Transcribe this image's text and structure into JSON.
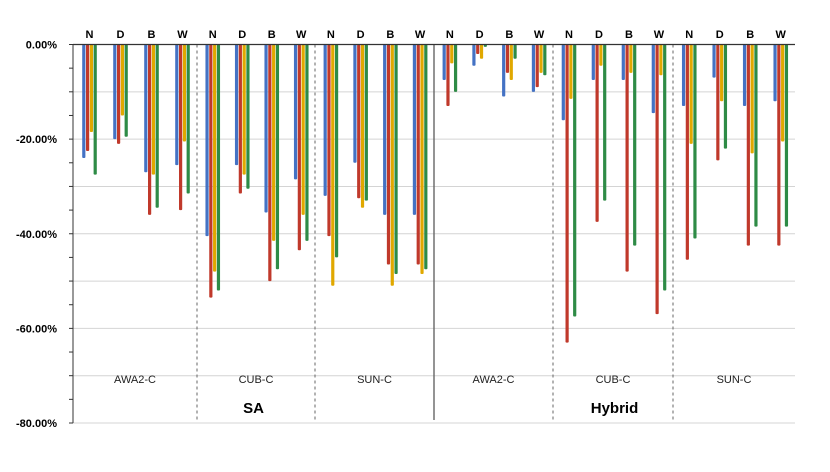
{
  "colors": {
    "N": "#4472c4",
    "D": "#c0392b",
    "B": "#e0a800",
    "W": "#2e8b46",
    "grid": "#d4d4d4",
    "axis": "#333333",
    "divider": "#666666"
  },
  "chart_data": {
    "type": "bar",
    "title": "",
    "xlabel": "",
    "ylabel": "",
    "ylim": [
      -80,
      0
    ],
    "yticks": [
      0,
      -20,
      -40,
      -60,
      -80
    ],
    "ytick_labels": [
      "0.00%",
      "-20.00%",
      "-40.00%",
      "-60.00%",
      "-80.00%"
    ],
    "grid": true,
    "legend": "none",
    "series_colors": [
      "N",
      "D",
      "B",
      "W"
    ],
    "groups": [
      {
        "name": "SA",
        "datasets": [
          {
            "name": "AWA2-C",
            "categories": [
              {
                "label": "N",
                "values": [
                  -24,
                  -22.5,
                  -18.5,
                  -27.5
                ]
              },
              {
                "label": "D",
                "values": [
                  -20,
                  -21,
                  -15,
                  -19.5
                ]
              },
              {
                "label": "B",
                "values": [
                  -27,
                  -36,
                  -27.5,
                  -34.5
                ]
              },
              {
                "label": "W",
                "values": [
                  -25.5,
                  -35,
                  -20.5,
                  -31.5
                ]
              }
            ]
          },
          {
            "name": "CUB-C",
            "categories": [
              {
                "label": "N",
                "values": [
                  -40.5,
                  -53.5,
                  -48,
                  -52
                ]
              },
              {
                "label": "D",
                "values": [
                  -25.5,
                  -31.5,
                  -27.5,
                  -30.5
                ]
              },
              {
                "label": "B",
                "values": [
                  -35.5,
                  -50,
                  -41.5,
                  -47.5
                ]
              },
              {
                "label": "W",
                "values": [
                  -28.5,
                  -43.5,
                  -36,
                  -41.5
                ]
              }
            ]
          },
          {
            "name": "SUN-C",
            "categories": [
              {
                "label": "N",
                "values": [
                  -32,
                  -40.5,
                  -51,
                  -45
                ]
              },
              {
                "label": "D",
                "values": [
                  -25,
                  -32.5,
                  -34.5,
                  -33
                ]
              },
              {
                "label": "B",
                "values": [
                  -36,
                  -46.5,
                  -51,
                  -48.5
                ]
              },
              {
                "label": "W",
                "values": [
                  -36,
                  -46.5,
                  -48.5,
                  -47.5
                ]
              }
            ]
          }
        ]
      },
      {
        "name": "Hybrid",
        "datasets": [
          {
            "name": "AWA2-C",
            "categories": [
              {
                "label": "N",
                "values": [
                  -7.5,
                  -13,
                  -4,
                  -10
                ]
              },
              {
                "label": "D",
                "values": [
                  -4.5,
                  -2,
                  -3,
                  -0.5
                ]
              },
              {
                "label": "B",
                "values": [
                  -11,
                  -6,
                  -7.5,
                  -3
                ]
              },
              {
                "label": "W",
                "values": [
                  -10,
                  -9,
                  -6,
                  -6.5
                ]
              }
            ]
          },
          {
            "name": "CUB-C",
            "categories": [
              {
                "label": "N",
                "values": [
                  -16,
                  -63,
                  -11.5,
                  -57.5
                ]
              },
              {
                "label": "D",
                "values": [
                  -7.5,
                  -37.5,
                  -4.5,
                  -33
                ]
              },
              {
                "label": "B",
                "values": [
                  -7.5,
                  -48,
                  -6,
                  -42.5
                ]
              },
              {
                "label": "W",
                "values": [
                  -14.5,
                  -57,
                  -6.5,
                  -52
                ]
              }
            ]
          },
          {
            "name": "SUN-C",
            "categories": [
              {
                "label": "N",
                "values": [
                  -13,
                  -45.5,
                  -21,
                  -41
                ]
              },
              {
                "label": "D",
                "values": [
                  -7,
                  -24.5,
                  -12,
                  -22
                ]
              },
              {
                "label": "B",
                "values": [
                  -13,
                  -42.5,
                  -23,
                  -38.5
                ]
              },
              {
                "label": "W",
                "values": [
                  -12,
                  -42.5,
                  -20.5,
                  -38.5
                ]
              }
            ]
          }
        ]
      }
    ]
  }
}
-- -- --
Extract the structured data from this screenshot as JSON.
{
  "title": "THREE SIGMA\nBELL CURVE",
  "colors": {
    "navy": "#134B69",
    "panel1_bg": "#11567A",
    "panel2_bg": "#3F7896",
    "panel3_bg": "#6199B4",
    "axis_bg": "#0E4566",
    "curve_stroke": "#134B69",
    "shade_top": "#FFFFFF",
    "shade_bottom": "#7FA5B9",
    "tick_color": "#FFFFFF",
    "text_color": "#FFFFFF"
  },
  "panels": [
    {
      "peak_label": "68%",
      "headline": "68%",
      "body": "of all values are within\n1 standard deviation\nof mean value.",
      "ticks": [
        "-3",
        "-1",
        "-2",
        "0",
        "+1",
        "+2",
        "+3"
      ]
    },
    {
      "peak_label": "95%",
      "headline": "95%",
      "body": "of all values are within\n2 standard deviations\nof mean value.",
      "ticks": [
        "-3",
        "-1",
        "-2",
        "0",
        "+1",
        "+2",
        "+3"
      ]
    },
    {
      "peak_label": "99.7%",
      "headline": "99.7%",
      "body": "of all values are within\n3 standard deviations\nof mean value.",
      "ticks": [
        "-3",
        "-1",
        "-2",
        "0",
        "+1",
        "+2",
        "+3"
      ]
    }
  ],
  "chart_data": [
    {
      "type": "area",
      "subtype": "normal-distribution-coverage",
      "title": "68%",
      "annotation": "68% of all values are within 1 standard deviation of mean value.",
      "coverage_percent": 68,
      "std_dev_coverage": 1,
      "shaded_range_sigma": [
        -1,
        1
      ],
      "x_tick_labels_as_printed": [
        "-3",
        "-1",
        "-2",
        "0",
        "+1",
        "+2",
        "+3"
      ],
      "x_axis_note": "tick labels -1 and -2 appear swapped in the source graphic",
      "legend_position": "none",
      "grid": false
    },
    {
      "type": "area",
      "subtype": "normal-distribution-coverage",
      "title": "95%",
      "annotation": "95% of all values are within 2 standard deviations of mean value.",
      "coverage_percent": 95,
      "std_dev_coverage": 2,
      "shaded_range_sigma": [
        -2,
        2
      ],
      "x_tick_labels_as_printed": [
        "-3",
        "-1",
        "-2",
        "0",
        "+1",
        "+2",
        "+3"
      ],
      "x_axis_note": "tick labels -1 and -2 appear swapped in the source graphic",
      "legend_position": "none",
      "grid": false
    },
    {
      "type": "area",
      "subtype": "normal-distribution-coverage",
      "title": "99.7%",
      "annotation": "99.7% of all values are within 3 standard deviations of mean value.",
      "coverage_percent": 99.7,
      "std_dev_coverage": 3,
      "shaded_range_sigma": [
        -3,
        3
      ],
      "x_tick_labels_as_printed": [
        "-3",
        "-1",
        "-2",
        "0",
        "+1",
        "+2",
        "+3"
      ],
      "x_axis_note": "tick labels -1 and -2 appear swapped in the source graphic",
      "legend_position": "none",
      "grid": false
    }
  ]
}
-- -- --
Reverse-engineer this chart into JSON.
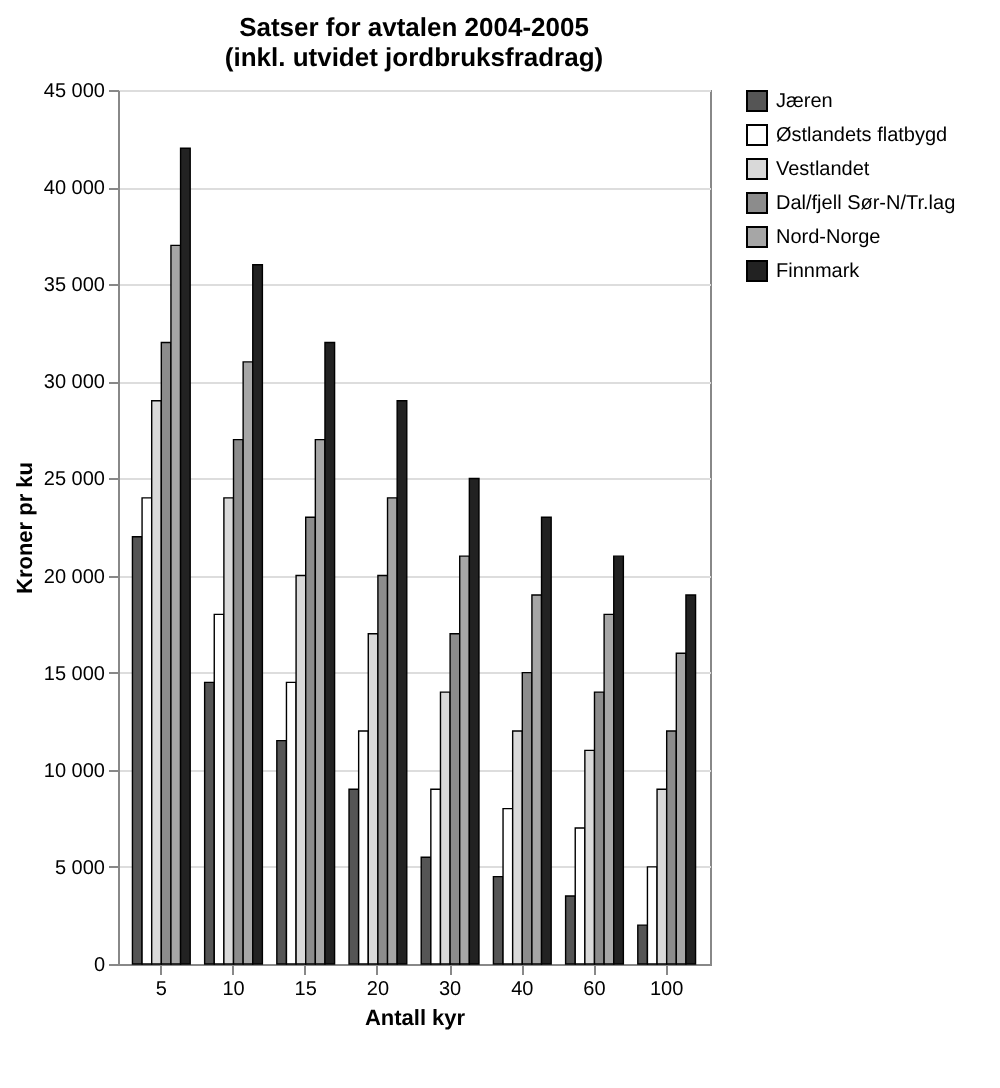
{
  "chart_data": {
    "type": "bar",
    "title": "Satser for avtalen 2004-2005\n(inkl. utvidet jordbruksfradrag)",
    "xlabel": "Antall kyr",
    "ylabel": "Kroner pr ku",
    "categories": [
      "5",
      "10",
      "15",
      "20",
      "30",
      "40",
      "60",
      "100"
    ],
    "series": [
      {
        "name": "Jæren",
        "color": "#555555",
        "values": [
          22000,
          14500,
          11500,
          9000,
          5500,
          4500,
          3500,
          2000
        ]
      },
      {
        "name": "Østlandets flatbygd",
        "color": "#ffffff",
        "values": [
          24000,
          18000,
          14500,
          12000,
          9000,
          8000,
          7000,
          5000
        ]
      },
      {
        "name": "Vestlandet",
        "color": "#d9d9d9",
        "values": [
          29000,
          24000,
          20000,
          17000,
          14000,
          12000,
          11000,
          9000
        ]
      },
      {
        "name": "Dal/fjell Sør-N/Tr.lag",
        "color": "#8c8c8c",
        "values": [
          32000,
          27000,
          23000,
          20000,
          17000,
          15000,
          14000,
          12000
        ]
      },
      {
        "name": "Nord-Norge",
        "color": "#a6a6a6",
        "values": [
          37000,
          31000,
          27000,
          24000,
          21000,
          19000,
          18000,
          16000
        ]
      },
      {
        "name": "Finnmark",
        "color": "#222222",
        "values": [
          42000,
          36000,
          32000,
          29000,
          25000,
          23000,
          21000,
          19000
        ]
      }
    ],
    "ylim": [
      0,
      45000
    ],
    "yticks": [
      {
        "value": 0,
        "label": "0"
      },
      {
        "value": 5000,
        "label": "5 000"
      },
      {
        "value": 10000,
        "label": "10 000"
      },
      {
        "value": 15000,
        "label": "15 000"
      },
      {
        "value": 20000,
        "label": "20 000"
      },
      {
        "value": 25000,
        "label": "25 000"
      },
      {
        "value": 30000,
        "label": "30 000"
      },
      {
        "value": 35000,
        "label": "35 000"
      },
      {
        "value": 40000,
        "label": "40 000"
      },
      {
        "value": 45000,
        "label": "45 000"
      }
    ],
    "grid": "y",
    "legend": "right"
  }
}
-- -- --
Problem requirements: Go through the listing above and locate each line that holds the word "mean". Copy those lines.

Response to this task:
      "body": "of all values are within\n1 standard deviation\nof mean value.",
      "body": "of all values are within\n2 standard deviations\nof mean value.",
      "body": "of all values are within\n3 standard deviations\nof mean value.",
      "annotation": "68% of all values are within 1 standard deviation of mean value.",
      "annotation": "95% of all values are within 2 standard deviations of mean value.",
      "annotation": "99.7% of all values are within 3 standard deviations of mean value.",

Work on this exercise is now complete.